Search the material below for the string "from" and list each line that holds it.

#### Exercise input ####

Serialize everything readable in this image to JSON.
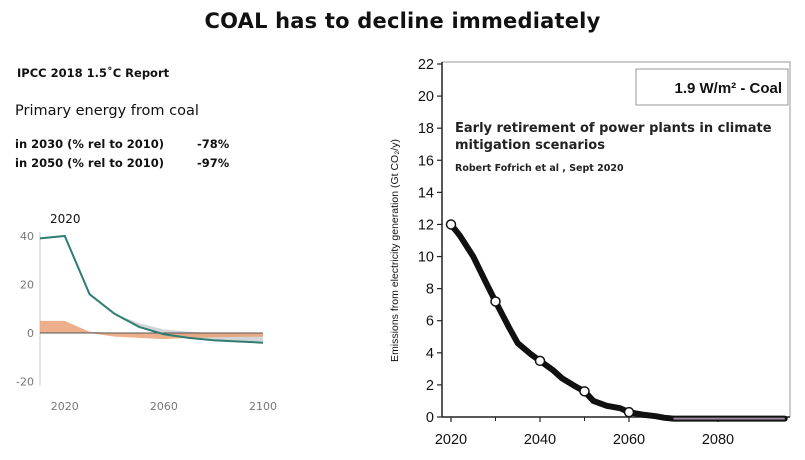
{
  "title": "COAL has to decline immediately",
  "left_panel": {
    "report": "IPCC 2018 1.5˚C Report",
    "heading": "Primary energy from coal",
    "stats": [
      {
        "label": "in 2030 (% rel to 2010)",
        "value": "-78%"
      },
      {
        "label": "in 2050 (% rel to 2010)",
        "value": "-97%"
      }
    ],
    "annotation": "2020"
  },
  "right_panel": {
    "scenario_box": "1.9 W/m² - Coal",
    "study_title": "Early retirement of power plants in climate mitigation scenarios",
    "study_author": "Robert Fofrich et al , Sept 2020"
  },
  "chart_data": [
    {
      "type": "area",
      "x": [
        2010,
        2020,
        2030,
        2040,
        2050,
        2060,
        2070,
        2080,
        2090,
        2100
      ],
      "series": [
        {
          "values": [
            39,
            40,
            16,
            8,
            2.5,
            -0.5,
            -2,
            -3,
            -3.5,
            -4
          ]
        },
        {
          "values": [
            39,
            40,
            16,
            8,
            4,
            1.5,
            0.5,
            0,
            -0.3,
            -0.5
          ]
        },
        {
          "values": [
            5,
            5,
            0.5,
            0,
            0,
            0,
            0,
            0,
            0,
            0
          ]
        },
        {
          "values": [
            0,
            0,
            0,
            -1.5,
            -2,
            -2.5,
            -2,
            -1.8,
            -1.6,
            -1.5
          ]
        }
      ],
      "xticks": [
        "2020",
        "2060",
        "2100"
      ],
      "yticks": [
        "40",
        "20",
        "0",
        "-20"
      ],
      "xlim": [
        2010,
        2100
      ],
      "ylim": [
        -20,
        40
      ],
      "colors": {
        "line": "#2f7d73",
        "range": "#cfd0d4",
        "orange": "#eaa177"
      }
    },
    {
      "type": "line",
      "ylabel": "Emissions from electricity generation (Gt CO₂/y)",
      "x": [
        2020,
        2022,
        2025,
        2028,
        2030,
        2033,
        2035,
        2038,
        2040,
        2043,
        2045,
        2048,
        2050,
        2052,
        2055,
        2058,
        2060,
        2063,
        2066,
        2068,
        2070,
        2075,
        2080,
        2090,
        2095
      ],
      "values": [
        12,
        11.3,
        10,
        8.3,
        7.2,
        5.6,
        4.6,
        3.9,
        3.5,
        2.9,
        2.4,
        1.9,
        1.6,
        1.0,
        0.7,
        0.55,
        0.3,
        0.15,
        0.05,
        -0.05,
        -0.1,
        -0.1,
        -0.1,
        -0.1,
        -0.1
      ],
      "markers": [
        [
          2020,
          12
        ],
        [
          2030,
          7.2
        ],
        [
          2040,
          3.5
        ],
        [
          2050,
          1.6
        ],
        [
          2060,
          0.3
        ]
      ],
      "xticks": [
        "2020",
        "2040",
        "2060",
        "2080"
      ],
      "yticks": [
        "0",
        "2",
        "4",
        "6",
        "8",
        "10",
        "12",
        "14",
        "16",
        "18",
        "20",
        "22"
      ],
      "xlim": [
        2018,
        2098
      ],
      "ylim": [
        0,
        22
      ],
      "colors": {
        "line": "#111111",
        "tail": "#9c8a9c"
      }
    }
  ]
}
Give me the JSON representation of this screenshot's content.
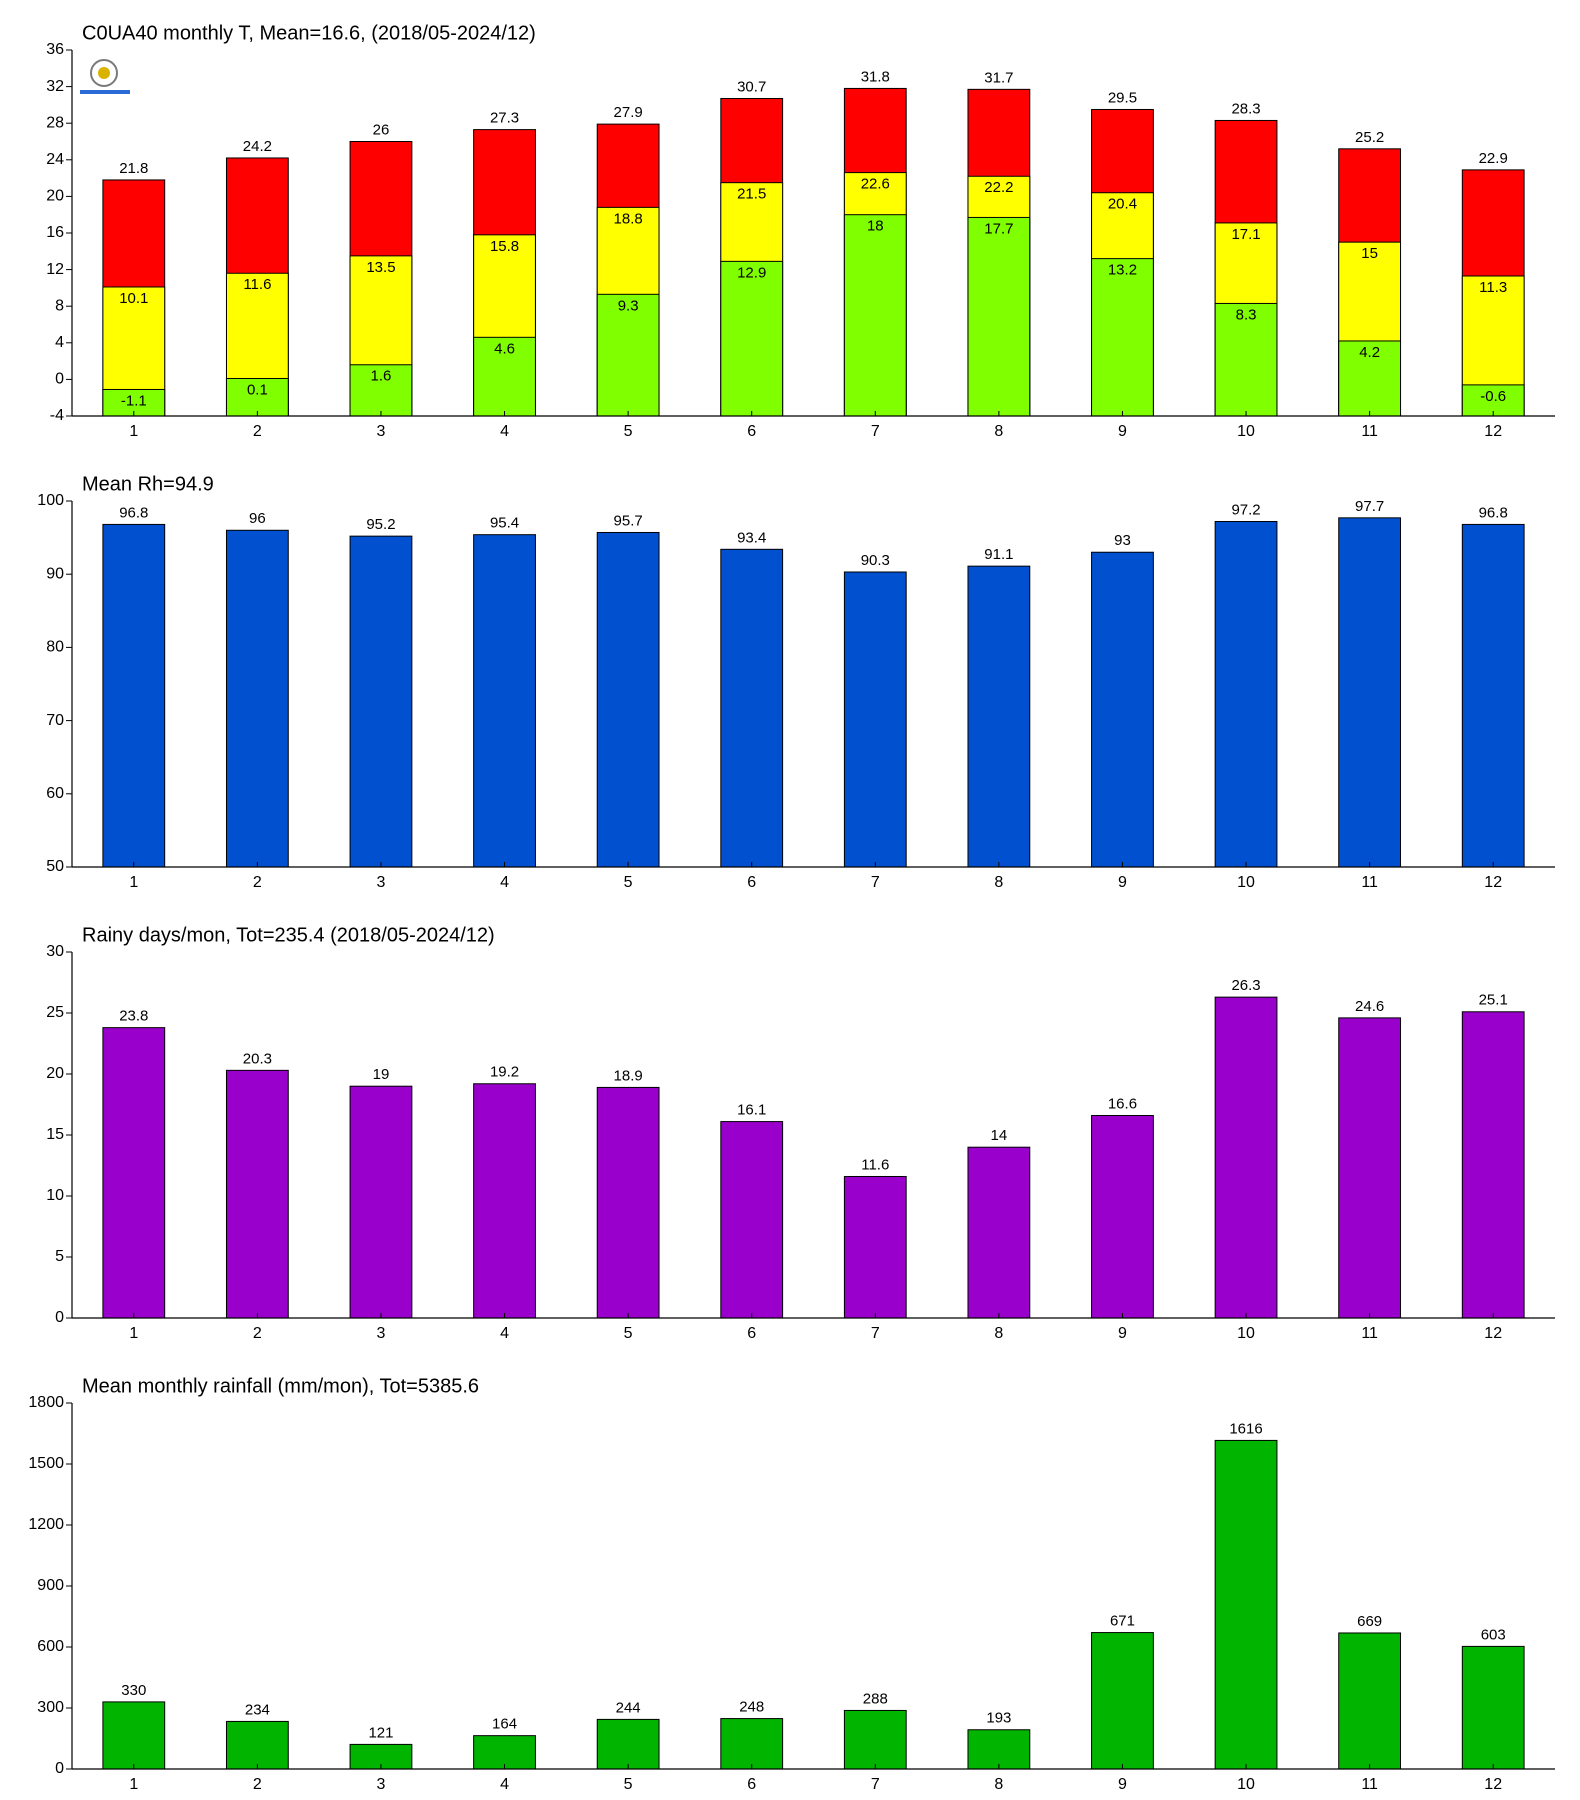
{
  "chart_data": [
    {
      "type": "bar",
      "barmode": "overlay",
      "title": "C0UA40 monthly T, Mean=16.6, (2018/05-2024/12)",
      "categories": [
        "1",
        "2",
        "3",
        "4",
        "5",
        "6",
        "7",
        "8",
        "9",
        "10",
        "11",
        "12"
      ],
      "series": [
        {
          "color": "#ff0000",
          "values": [
            21.8,
            24.2,
            26,
            27.3,
            27.9,
            30.7,
            31.8,
            31.7,
            29.5,
            28.3,
            25.2,
            22.9
          ]
        },
        {
          "color": "#ffff00",
          "values": [
            10.1,
            11.6,
            13.5,
            15.8,
            18.8,
            21.5,
            22.6,
            22.2,
            20.4,
            17.1,
            15,
            11.3
          ]
        },
        {
          "color": "#80ff00",
          "values": [
            -1.1,
            0.1,
            1.6,
            4.6,
            9.3,
            12.9,
            18,
            17.7,
            13.2,
            8.3,
            4.2,
            -0.6
          ]
        }
      ],
      "ylim": [
        -4,
        36
      ],
      "yticks": [
        -4,
        0,
        4,
        8,
        12,
        16,
        20,
        24,
        28,
        32,
        36
      ]
    },
    {
      "type": "bar",
      "title": "Mean Rh=94.9",
      "categories": [
        "1",
        "2",
        "3",
        "4",
        "5",
        "6",
        "7",
        "8",
        "9",
        "10",
        "11",
        "12"
      ],
      "series": [
        {
          "color": "#0050d0",
          "values": [
            96.8,
            96,
            95.2,
            95.4,
            95.7,
            93.4,
            90.3,
            91.1,
            93,
            97.2,
            97.7,
            96.8
          ]
        }
      ],
      "ylim": [
        50,
        100
      ],
      "yticks": [
        50,
        60,
        70,
        80,
        90,
        100
      ]
    },
    {
      "type": "bar",
      "title": "Rainy days/mon, Tot=235.4 (2018/05-2024/12)",
      "categories": [
        "1",
        "2",
        "3",
        "4",
        "5",
        "6",
        "7",
        "8",
        "9",
        "10",
        "11",
        "12"
      ],
      "series": [
        {
          "color": "#9900cc",
          "values": [
            23.8,
            20.3,
            19,
            19.2,
            18.9,
            16.1,
            11.6,
            14,
            16.6,
            26.3,
            24.6,
            25.1
          ]
        }
      ],
      "ylim": [
        0,
        30
      ],
      "yticks": [
        0,
        5,
        10,
        15,
        20,
        25,
        30
      ]
    },
    {
      "type": "bar",
      "title": "Mean monthly rainfall (mm/mon), Tot=5385.6",
      "categories": [
        "1",
        "2",
        "3",
        "4",
        "5",
        "6",
        "7",
        "8",
        "9",
        "10",
        "11",
        "12"
      ],
      "series": [
        {
          "color": "#00b400",
          "values": [
            330,
            234,
            121,
            164,
            244,
            248,
            288,
            193,
            671,
            1616,
            669,
            603
          ]
        }
      ],
      "ylim": [
        0,
        1800
      ],
      "yticks": [
        0,
        300,
        600,
        900,
        1200,
        1500,
        1800
      ]
    }
  ]
}
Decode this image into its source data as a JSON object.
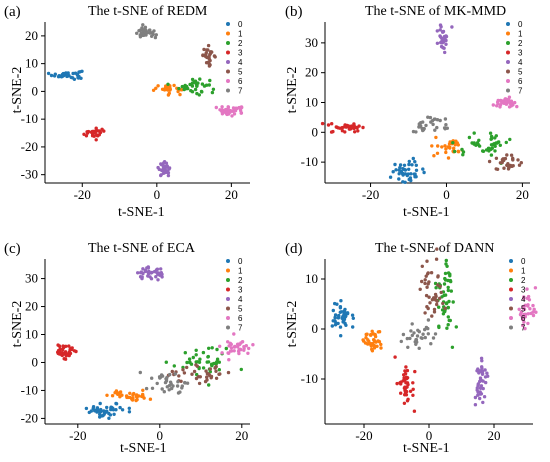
{
  "legend_labels": [
    "0",
    "1",
    "2",
    "3",
    "4",
    "5",
    "6",
    "7"
  ],
  "class_colors": [
    "#1f77b4",
    "#ff7f0e",
    "#2ca02c",
    "#d62728",
    "#9467bd",
    "#8c564b",
    "#e377c2",
    "#7f7f7f"
  ],
  "chart_data": [
    {
      "type": "scatter",
      "panel": "(a)",
      "title": "The t-SNE of REDM",
      "xlabel": "t-SNE-1",
      "ylabel": "t-SNE-2",
      "xlim": [
        -30,
        25
      ],
      "ylim": [
        -33,
        25
      ],
      "xticks": [
        -20,
        0,
        20
      ],
      "yticks": [
        -30,
        -20,
        -10,
        0,
        10,
        20
      ],
      "legend": "top-right",
      "grid": false,
      "clusters": [
        {
          "label": "0",
          "cx": -24,
          "cy": 6,
          "sx": 2.0,
          "sy": 0.8,
          "n": 40
        },
        {
          "label": "1",
          "cx": 3,
          "cy": 1,
          "sx": 2.2,
          "sy": 0.8,
          "n": 30
        },
        {
          "label": "2",
          "cx": 10,
          "cy": 2,
          "sx": 2.0,
          "sy": 1.5,
          "n": 35
        },
        {
          "label": "3",
          "cx": -17,
          "cy": -15,
          "sx": 1.6,
          "sy": 0.8,
          "n": 30
        },
        {
          "label": "4",
          "cx": 2,
          "cy": -28,
          "sx": 0.8,
          "sy": 1.2,
          "n": 30
        },
        {
          "label": "5",
          "cx": 14,
          "cy": 13,
          "sx": 0.8,
          "sy": 1.5,
          "n": 25
        },
        {
          "label": "6",
          "cx": 20,
          "cy": -7,
          "sx": 2.2,
          "sy": 0.8,
          "n": 40
        },
        {
          "label": "7",
          "cx": -3,
          "cy": 21,
          "sx": 1.4,
          "sy": 1.0,
          "n": 30
        }
      ]
    },
    {
      "type": "scatter",
      "panel": "(b)",
      "title": "The t-SNE of MK-MMD",
      "xlabel": "t-SNE-1",
      "ylabel": "t-SNE-2",
      "xlim": [
        -32,
        22
      ],
      "ylim": [
        -17,
        37
      ],
      "xticks": [
        -20,
        0,
        20
      ],
      "yticks": [
        -10,
        0,
        10,
        20,
        30
      ],
      "legend": "top-right",
      "grid": false,
      "clusters": [
        {
          "label": "0",
          "cx": -10,
          "cy": -13,
          "sx": 2.2,
          "sy": 1.8,
          "n": 40
        },
        {
          "label": "1",
          "cx": 1,
          "cy": -5,
          "sx": 2.0,
          "sy": 1.5,
          "n": 30
        },
        {
          "label": "2",
          "cx": 10,
          "cy": -4,
          "sx": 3.5,
          "sy": 1.8,
          "n": 45
        },
        {
          "label": "3",
          "cx": -26,
          "cy": 1.5,
          "sx": 2.5,
          "sy": 0.8,
          "n": 35
        },
        {
          "label": "4",
          "cx": -1,
          "cy": 32,
          "sx": 0.8,
          "sy": 2.0,
          "n": 30
        },
        {
          "label": "5",
          "cx": 16,
          "cy": -10,
          "sx": 1.5,
          "sy": 1.5,
          "n": 30
        },
        {
          "label": "6",
          "cx": 15,
          "cy": 10,
          "sx": 2.0,
          "sy": 1.0,
          "n": 35
        },
        {
          "label": "7",
          "cx": -5,
          "cy": 2,
          "sx": 2.5,
          "sy": 1.5,
          "n": 30
        }
      ]
    },
    {
      "type": "scatter",
      "panel": "(c)",
      "title": "The t-SNE of ECA",
      "xlabel": "t-SNE-1",
      "ylabel": "t-SNE-2",
      "xlim": [
        -28,
        22
      ],
      "ylim": [
        -22,
        37
      ],
      "xticks": [
        -20,
        0,
        20
      ],
      "yticks": [
        -20,
        -10,
        0,
        10,
        20,
        30
      ],
      "legend": "top-right",
      "grid": false,
      "clusters": [
        {
          "label": "0",
          "cx": -13,
          "cy": -17,
          "sx": 2.5,
          "sy": 1.2,
          "n": 45
        },
        {
          "label": "1",
          "cx": -7,
          "cy": -12,
          "sx": 2.5,
          "sy": 1.0,
          "n": 35
        },
        {
          "label": "2",
          "cx": 11,
          "cy": 0,
          "sx": 3.5,
          "sy": 2.5,
          "n": 45
        },
        {
          "label": "3",
          "cx": -23,
          "cy": 4,
          "sx": 1.5,
          "sy": 1.3,
          "n": 35
        },
        {
          "label": "4",
          "cx": -2,
          "cy": 32,
          "sx": 1.8,
          "sy": 1.2,
          "n": 35
        },
        {
          "label": "5",
          "cx": 10,
          "cy": -4,
          "sx": 3.5,
          "sy": 1.8,
          "n": 35
        },
        {
          "label": "6",
          "cx": 19,
          "cy": 5,
          "sx": 1.8,
          "sy": 1.5,
          "n": 35
        },
        {
          "label": "7",
          "cx": 2,
          "cy": -7,
          "sx": 2.5,
          "sy": 2.5,
          "n": 35
        }
      ]
    },
    {
      "type": "scatter",
      "panel": "(d)",
      "title": "The t-SNE of DANN",
      "xlabel": "t-SNE-1",
      "ylabel": "t-SNE-2",
      "xlim": [
        -32,
        32
      ],
      "ylim": [
        -19,
        14
      ],
      "xticks": [
        -20,
        0,
        20
      ],
      "yticks": [
        -10,
        0,
        10
      ],
      "legend": "top-right",
      "grid": false,
      "clusters": [
        {
          "label": "0",
          "cx": -27,
          "cy": 2.5,
          "sx": 1.5,
          "sy": 1.5,
          "n": 45
        },
        {
          "label": "1",
          "cx": -17,
          "cy": -2.5,
          "sx": 1.5,
          "sy": 1.2,
          "n": 35
        },
        {
          "label": "2",
          "cx": 5,
          "cy": 6,
          "sx": 1.5,
          "sy": 4.0,
          "n": 50
        },
        {
          "label": "3",
          "cx": -7,
          "cy": -11,
          "sx": 1.2,
          "sy": 2.5,
          "n": 40
        },
        {
          "label": "4",
          "cx": 16,
          "cy": -10,
          "sx": 1.0,
          "sy": 2.5,
          "n": 40
        },
        {
          "label": "5",
          "cx": 1,
          "cy": 8,
          "sx": 2.5,
          "sy": 3.0,
          "n": 40
        },
        {
          "label": "6",
          "cx": 30,
          "cy": 4,
          "sx": 1.5,
          "sy": 2.0,
          "n": 35
        },
        {
          "label": "7",
          "cx": -3,
          "cy": -1,
          "sx": 2.5,
          "sy": 1.5,
          "n": 30
        }
      ]
    }
  ]
}
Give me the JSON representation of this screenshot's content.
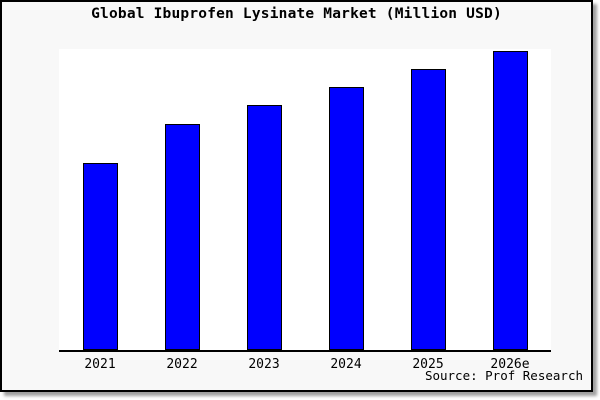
{
  "window": {
    "background": "#f8f8f8",
    "border_color": "#000000",
    "plot_background": "#ffffff"
  },
  "footer": {
    "source_label": "Source: Prof Research"
  },
  "chart_data": {
    "type": "bar",
    "title": "Global Ibuprofen Lysinate Market (Million USD)",
    "categories": [
      "2021",
      "2022",
      "2023",
      "2024",
      "2025",
      "2026e"
    ],
    "values": [
      62.5,
      75.6,
      81.9,
      88.0,
      94.0,
      100.0
    ],
    "value_scale_note": "no y-axis tick labels shown; values estimated as percent of 2026e bar",
    "xlabel": "",
    "ylabel": "",
    "ylim": [
      0,
      100.7
    ],
    "grid": false,
    "legend": false,
    "y_axis_visible": false,
    "bar_color": "#0000ff",
    "bar_edge_color": "#000000",
    "source": "Prof Research"
  }
}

####

▸ **Answer to the exercise**:
    "heading": "Primary energy from coal",
      "ylabel": "Emissions from electricity generation (Gt CO₂/y)",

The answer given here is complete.